** Job 1 **
In the court excerpt, as of what date had Ms. Briscoe's contract on the Underlying Case been terminated in writing?

** Text segment **

In its judgment, the court specifically acknowledged and addressed Appellants’ quantum meruit claims at length. After finding that none of the three Appellants had an existing contingency fee contract with Estes in regards to the Bad Faith Case after January 17, 2018, the court reviewed their request for attorneys’ fees from the Bad Faith Case under a claim for quantum meruit. The court properly noted that, under the doctrine of quantum meruit, attorneys who have been discharged prior to the occurrence of a contingency are entitled to "the reasonable value of services rendered," citing McCoy, 366 S.W.3d at 597. The court then set out the factors to consider in determining an award of attorneys’ fees in quantum meruit. Based on those factors, the court found Appellants failed to meet their burden of proving the reasonable value of the services they performed in order to be entitled to attorney fees obtained from the settlement of the Bad Faith Case.

As to the Briscoe claim, the trial court found:

41. Although Ms. Briscoe did not have a new contract with the Plaintiff specifically detailing Ms. Briscoe’s continued representation of her for the purpose of pursuing a bad faith claim, her previous contract had not yet been terminated in writing. Ms. Briscoe testified at the hearings on this attorneys’ fee dispute that from the date the settlement was approved in the Underlying Case to the date of her termination that she contacted the clients, had a meeting at US Bank with Kirk Presley, Brenda Estes and [Uncle], and reviewed emails from Presley & Presley, LLC. Ms. Briscoe testified that she had over 600 pages of emails and their corresponding attachments from Presley & Presley, LLC but did not specify when those emails were sent or whether they pertained to the Underlying Case or the Bad Faith Case. Ms. Briscoe testified that she should receive a percentage of the judgment entered in the Bad Faith Case based upon this work and work done in the previous Underlying Case, although her contract on the Underlying Case had been terminated in writing as of January 17, 2018.

** Job 2 **
Return the lines of the records verbatim, starting with the line containing "FancyBboxPatch shape <box>389" and continuing through the line containing "Text: Alnico: Alnico <box>1071", both included.

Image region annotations
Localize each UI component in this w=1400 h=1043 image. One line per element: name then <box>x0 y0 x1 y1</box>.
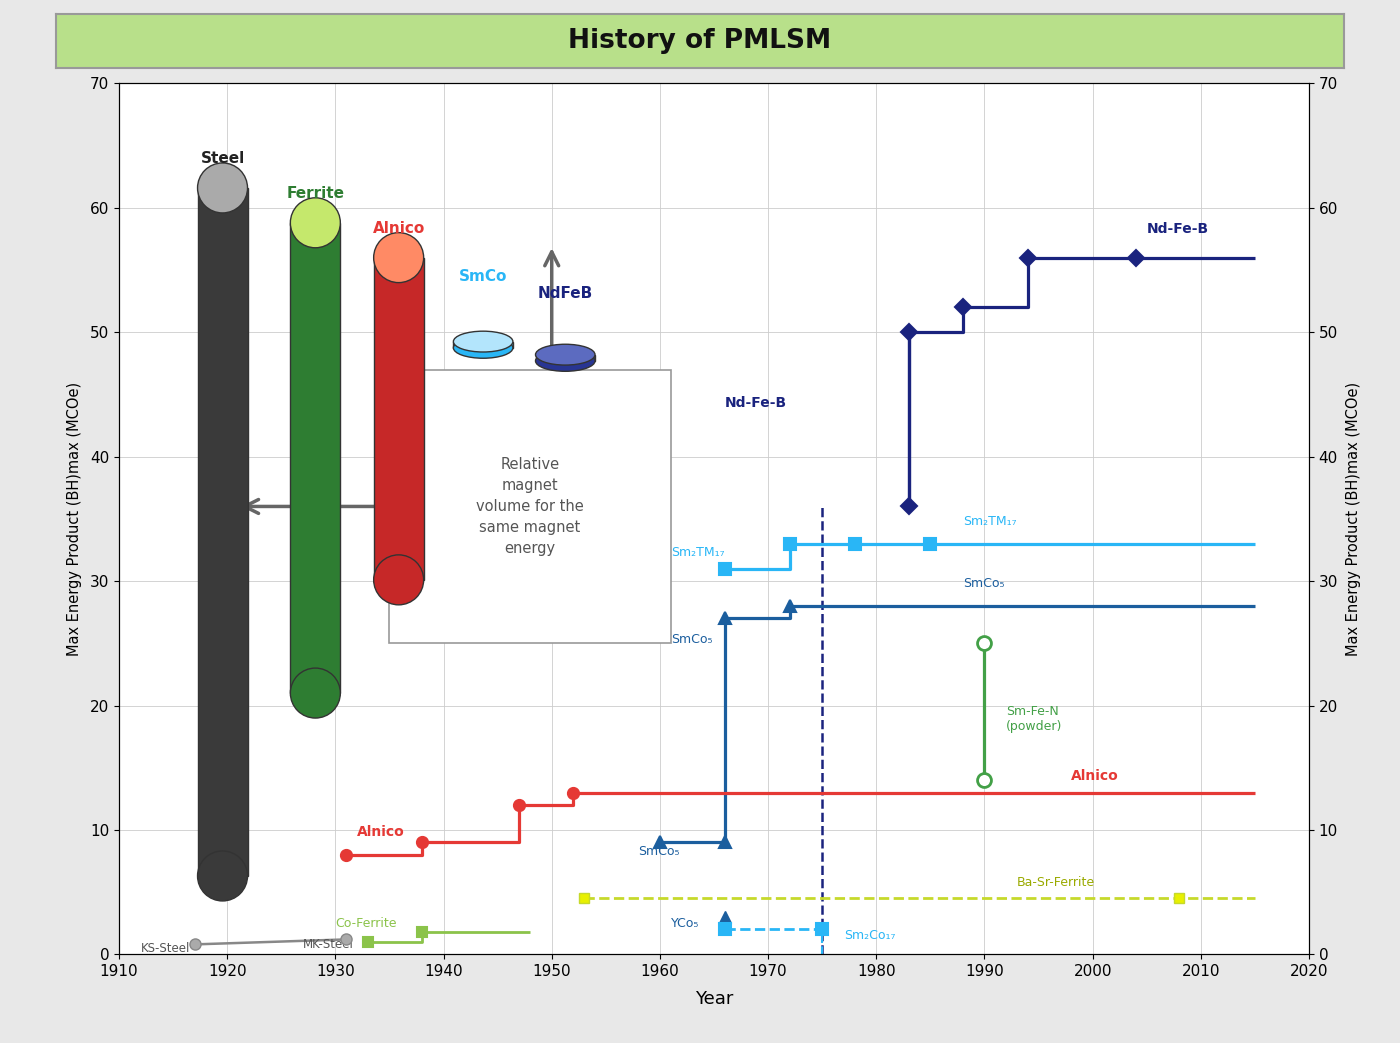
FancyBboxPatch shape <box>389 369 671 644</box>
Y-axis label: Max Energy Product (BH)max (MCOe): Max Energy Product (BH)max (MCOe) <box>1347 382 1361 656</box>
Ellipse shape <box>197 851 248 901</box>
Text: Nd-Fe-B: Nd-Fe-B <box>725 396 787 410</box>
Ellipse shape <box>454 332 512 351</box>
Text: Alnico: Alnico <box>1071 769 1119 783</box>
Text: SmCo₅: SmCo₅ <box>963 578 1004 590</box>
Y-axis label: Max Energy Product (BH)max (MCOe): Max Energy Product (BH)max (MCOe) <box>67 382 81 656</box>
Ellipse shape <box>290 198 340 248</box>
FancyBboxPatch shape <box>454 342 512 347</box>
Text: SmCo: SmCo <box>459 269 507 284</box>
Ellipse shape <box>535 350 595 371</box>
FancyBboxPatch shape <box>374 258 424 580</box>
Text: Alnico: Alnico <box>357 825 405 840</box>
Text: Sm₂TM₁₇: Sm₂TM₁₇ <box>963 515 1016 528</box>
Text: KS-Steel: KS-Steel <box>140 942 190 954</box>
Text: NdFeB: NdFeB <box>538 286 592 301</box>
Text: History of PMLSM: History of PMLSM <box>568 28 832 53</box>
Text: Sm-Fe-N
(powder): Sm-Fe-N (powder) <box>1007 705 1063 733</box>
Text: Relative
magnet
volume for the
same magnet
energy: Relative magnet volume for the same magn… <box>476 457 584 556</box>
Text: SmCo₅: SmCo₅ <box>671 633 713 647</box>
Text: Steel: Steel <box>200 151 245 166</box>
X-axis label: Year: Year <box>694 990 734 1009</box>
Text: Sm₂TM₁₇: Sm₂TM₁₇ <box>671 547 724 559</box>
Ellipse shape <box>374 233 424 283</box>
Ellipse shape <box>197 163 248 213</box>
FancyBboxPatch shape <box>290 223 340 694</box>
Ellipse shape <box>374 555 424 605</box>
FancyBboxPatch shape <box>535 355 595 361</box>
Text: YCo₅: YCo₅ <box>671 917 699 930</box>
Ellipse shape <box>290 669 340 718</box>
Text: Ferrite: Ferrite <box>287 186 344 201</box>
Text: Nd-Fe-B: Nd-Fe-B <box>1147 222 1208 236</box>
Text: Ba-Sr-Ferrite: Ba-Sr-Ferrite <box>1016 876 1095 889</box>
Text: Co-Ferrite: Co-Ferrite <box>336 917 396 930</box>
Ellipse shape <box>454 338 512 358</box>
Text: Sm₂Co₁₇: Sm₂Co₁₇ <box>844 929 896 943</box>
Text: MK-Steel: MK-Steel <box>302 938 354 951</box>
Ellipse shape <box>535 344 595 365</box>
Text: SmCo₅: SmCo₅ <box>638 845 680 857</box>
Text: Alnico: Alnico <box>372 221 424 236</box>
FancyBboxPatch shape <box>197 188 248 876</box>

** Exercise output 1 **
January 17, 2018.

** Exercise output 2 **
FancyBboxPatch shape <box>389 369 671 644</box>
Y-axis label: Max Energy Product (BH)max (MCOe): Max Energy Product (BH)max (MCOe) <box>1347 382 1361 656</box>
Ellipse shape <box>197 851 248 901</box>
Text: Nd-Fe-B: Nd-Fe-B <box>725 396 787 410</box>
Ellipse shape <box>454 332 512 351</box>
Text: Alnico: Alnico <box>1071 769 1119 783</box>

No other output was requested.